--- Task to carry out ---
Read the listing and extract each line that includes the word "цели".

***** Record extracts *****

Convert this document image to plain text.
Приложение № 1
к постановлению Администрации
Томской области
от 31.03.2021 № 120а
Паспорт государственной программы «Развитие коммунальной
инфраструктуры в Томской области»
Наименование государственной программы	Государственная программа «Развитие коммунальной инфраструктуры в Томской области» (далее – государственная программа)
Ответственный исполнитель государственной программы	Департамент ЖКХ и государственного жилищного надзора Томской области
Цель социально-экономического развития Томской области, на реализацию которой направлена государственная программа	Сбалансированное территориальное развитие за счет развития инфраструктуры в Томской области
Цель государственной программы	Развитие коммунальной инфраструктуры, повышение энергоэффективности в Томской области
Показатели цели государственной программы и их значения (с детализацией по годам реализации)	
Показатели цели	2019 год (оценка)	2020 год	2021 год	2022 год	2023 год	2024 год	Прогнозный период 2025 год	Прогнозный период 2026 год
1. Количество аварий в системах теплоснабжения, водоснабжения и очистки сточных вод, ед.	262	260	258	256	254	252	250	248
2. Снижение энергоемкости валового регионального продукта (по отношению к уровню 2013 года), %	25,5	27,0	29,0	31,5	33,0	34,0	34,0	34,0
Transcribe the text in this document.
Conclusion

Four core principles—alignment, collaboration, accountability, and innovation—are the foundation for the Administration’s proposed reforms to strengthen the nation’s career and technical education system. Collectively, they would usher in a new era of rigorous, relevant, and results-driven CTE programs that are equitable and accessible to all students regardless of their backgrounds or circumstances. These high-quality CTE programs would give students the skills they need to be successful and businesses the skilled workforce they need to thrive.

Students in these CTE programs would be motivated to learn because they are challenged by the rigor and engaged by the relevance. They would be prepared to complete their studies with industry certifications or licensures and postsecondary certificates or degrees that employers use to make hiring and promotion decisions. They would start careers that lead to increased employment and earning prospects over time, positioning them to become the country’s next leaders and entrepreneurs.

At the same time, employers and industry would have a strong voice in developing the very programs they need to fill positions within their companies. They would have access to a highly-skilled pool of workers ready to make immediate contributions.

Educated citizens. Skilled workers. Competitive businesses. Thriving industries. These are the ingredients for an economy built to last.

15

*****

--- Solution to the problem ---
Показатели цели государственной программы и их значения (с детализацией по годам реализации)	
Показатели цели	2019 год (оценка)	2020 год	2021 год	2022 год	2023 год	2024 год	Прогнозный период 2025 год	Прогнозный период 2026 год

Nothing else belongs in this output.